Material for the task:
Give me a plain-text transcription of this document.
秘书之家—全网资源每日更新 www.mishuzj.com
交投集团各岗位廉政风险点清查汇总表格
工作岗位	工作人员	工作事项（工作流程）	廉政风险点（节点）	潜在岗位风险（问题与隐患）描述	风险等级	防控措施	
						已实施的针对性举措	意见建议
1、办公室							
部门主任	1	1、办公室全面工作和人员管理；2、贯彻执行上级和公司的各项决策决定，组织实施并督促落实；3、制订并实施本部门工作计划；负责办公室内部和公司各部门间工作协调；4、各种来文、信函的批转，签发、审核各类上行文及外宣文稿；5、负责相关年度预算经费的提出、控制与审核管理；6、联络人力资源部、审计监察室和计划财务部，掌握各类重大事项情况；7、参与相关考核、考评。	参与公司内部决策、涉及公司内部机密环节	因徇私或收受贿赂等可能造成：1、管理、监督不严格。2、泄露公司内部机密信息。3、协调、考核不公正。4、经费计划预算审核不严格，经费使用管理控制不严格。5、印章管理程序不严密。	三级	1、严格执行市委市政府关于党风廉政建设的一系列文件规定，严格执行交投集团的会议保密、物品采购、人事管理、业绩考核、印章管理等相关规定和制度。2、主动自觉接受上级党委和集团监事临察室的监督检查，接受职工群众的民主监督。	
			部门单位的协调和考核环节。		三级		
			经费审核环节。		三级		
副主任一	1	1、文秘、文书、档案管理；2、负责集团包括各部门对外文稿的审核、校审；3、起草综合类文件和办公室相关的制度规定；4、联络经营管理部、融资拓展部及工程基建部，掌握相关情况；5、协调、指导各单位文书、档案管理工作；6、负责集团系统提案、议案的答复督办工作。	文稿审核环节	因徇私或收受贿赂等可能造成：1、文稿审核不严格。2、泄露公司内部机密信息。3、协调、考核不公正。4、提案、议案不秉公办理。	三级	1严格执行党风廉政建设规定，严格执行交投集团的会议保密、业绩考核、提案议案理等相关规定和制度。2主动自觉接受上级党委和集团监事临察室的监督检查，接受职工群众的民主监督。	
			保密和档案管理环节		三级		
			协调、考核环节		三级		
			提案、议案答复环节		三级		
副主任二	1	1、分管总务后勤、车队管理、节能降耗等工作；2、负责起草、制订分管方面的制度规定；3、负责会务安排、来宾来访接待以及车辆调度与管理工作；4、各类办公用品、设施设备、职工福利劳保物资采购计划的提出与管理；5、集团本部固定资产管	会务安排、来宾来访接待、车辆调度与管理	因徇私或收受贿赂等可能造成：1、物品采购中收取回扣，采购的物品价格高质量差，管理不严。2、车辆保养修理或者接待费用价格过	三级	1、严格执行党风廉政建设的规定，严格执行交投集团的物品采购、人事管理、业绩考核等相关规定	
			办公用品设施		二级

Written task: Every line of the records above needs to be given again exactly.

Task response:
Give me a plain-text transcription of this document.
秘书之家—全网资源每日更新 www.mishuzj.com
交投集团各岗位廉政风险点清查汇总表格
工作岗位	工作人员	工作事项（工作流程）	廉政风险点（节点）	潜在岗位风险（问题与隐患）描述	风险等级	防控措施	
						已实施的针对性举措	意见建议
1、办公室							
部门主任	1	1、办公室全面工作和人员管理；2、贯彻执行上级和公司的各项决策决定，组织实施并督促落实；3、制订并实施本部门工作计划；负责办公室内部和公司各部门间工作协调；4、各种来文、信函的批转，签发、审核各类上行文及外宣文稿；5、负责相关年度预算经费的提出、控制与审核管理；6、联络人力资源部、审计监察室和计划财务部，掌握各类重大事项情况；7、参与相关考核、考评。	参与公司内部决策、涉及公司内部机密环节	因徇私或收受贿赂等可能造成：1、管理、监督不严格。2、泄露公司内部机密信息。3、协调、考核不公正。4、经费计划预算审核不严格，经费使用管理控制不严格。5、印章管理程序不严密。	三级	1、严格执行市委市政府关于党风廉政建设的一系列文件规定，严格执行交投集团的会议保密、物品采购、人事管理、业绩考核、印章管理等相关规定和制度。2、主动自觉接受上级党委和集团监事临察室的监督检查，接受职工群众的民主监督。	
			部门单位的协调和考核环节。		三级		
			经费审核环节。		三级		
副主任一	1	1、文秘、文书、档案管理；2、负责集团包括各部门对外文稿的审核、校审；3、起草综合类文件和办公室相关的制度规定；4、联络经营管理部、融资拓展部及工程基建部，掌握相关情况；5、协调、指导各单位文书、档案管理工作；6、负责集团系统提案、议案的答复督办工作。	文稿审核环节	因徇私或收受贿赂等可能造成：1、文稿审核不严格。2、泄露公司内部机密信息。3、协调、考核不公正。4、提案、议案不秉公办理。	三级	1严格执行党风廉政建设规定，严格执行交投集团的会议保密、业绩考核、提案议案理等相关规定和制度。2主动自觉接受上级党委和集团监事临察室的监督检查，接受职工群众的民主监督。	
			保密和档案管理环节		三级		
			协调、考核环节		三级		
			提案、议案答复环节		三级		
副主任二	1	1、分管总务后勤、车队管理、节能降耗等工作；2、负责起草、制订分管方面的制度规定；3、负责会务安排、来宾来访接待以及车辆调度与管理工作；4、各类办公用品、设施设备、职工福利劳保物资采购计划的提出与管理；5、集团本部固定资产管	会务安排、来宾来访接待、车辆调度与管理	因徇私或收受贿赂等可能造成：1、物品采购中收取回扣，采购的物品价格高质量差，管理不严。2、车辆保养修理或者接待费用价格过	三级	1、严格执行党风廉政建设的规定，严格执行交投集团的物品采购、人事管理、业绩考核等相关规定	
			办公用品设施		二级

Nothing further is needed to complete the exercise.